▶ Exercise
Retype every entry word for word.

▶ Data excerpts
══════════
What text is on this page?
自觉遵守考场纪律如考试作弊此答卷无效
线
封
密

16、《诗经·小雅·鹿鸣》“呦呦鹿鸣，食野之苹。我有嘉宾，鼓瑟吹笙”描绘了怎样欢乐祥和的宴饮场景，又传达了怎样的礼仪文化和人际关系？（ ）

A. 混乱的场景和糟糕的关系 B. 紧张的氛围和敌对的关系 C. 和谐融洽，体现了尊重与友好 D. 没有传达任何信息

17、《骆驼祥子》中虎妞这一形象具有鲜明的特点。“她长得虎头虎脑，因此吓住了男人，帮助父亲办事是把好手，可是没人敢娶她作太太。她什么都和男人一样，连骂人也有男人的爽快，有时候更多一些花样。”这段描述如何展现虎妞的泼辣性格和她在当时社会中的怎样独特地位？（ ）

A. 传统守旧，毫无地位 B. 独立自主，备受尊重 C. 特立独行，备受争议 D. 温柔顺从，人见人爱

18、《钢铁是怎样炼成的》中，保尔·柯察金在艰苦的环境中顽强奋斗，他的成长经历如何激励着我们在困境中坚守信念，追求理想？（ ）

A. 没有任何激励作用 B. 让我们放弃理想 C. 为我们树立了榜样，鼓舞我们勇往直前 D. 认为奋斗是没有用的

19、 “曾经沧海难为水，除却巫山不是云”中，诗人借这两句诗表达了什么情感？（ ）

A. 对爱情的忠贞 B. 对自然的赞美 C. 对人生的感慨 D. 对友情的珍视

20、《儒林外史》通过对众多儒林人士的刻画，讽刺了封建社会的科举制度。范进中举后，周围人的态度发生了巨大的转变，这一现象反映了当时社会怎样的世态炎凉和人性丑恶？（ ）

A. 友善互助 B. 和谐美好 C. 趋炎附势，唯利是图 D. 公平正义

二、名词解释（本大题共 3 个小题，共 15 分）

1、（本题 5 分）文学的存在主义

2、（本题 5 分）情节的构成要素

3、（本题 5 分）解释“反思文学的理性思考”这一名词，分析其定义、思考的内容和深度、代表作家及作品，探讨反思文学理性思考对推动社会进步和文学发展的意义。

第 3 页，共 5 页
══════════
▶ Solution to the problem
What text is on this page?
自觉遵守考场纪律如考试作弊此答卷无效
线
封
密

16、《诗经·小雅·鹿鸣》“呦呦鹿鸣，食野之苹。我有嘉宾，鼓瑟吹笙”描绘了怎样欢乐祥和的宴饮场景，又传达了怎样的礼仪文化和人际关系？（ ）

A. 混乱的场景和糟糕的关系 B. 紧张的氛围和敌对的关系 C. 和谐融洽，体现了尊重与友好 D. 没有传达任何信息

17、《骆驼祥子》中虎妞这一形象具有鲜明的特点。“她长得虎头虎脑，因此吓住了男人，帮助父亲办事是把好手，可是没人敢娶她作太太。她什么都和男人一样，连骂人也有男人的爽快，有时候更多一些花样。”这段描述如何展现虎妞的泼辣性格和她在当时社会中的怎样独特地位？（ ）

A. 传统守旧，毫无地位 B. 独立自主，备受尊重 C. 特立独行，备受争议 D. 温柔顺从，人见人爱

18、《钢铁是怎样炼成的》中，保尔·柯察金在艰苦的环境中顽强奋斗，他的成长经历如何激励着我们在困境中坚守信念，追求理想？（ ）

A. 没有任何激励作用 B. 让我们放弃理想 C. 为我们树立了榜样，鼓舞我们勇往直前 D. 认为奋斗是没有用的

19、 “曾经沧海难为水，除却巫山不是云”中，诗人借这两句诗表达了什么情感？（ ）

A. 对爱情的忠贞 B. 对自然的赞美 C. 对人生的感慨 D. 对友情的珍视

20、《儒林外史》通过对众多儒林人士的刻画，讽刺了封建社会的科举制度。范进中举后，周围人的态度发生了巨大的转变，这一现象反映了当时社会怎样的世态炎凉和人性丑恶？（ ）

A. 友善互助 B. 和谐美好 C. 趋炎附势，唯利是图 D. 公平正义

二、名词解释（本大题共 3 个小题，共 15 分）

1、（本题 5 分）文学的存在主义

2、（本题 5 分）情节的构成要素

3、（本题 5 分）解释“反思文学的理性思考”这一名词，分析其定义、思考的内容和深度、代表作家及作品，探讨反思文学理性思考对推动社会进步和文学发展的意义。

第 3 页，共 5 页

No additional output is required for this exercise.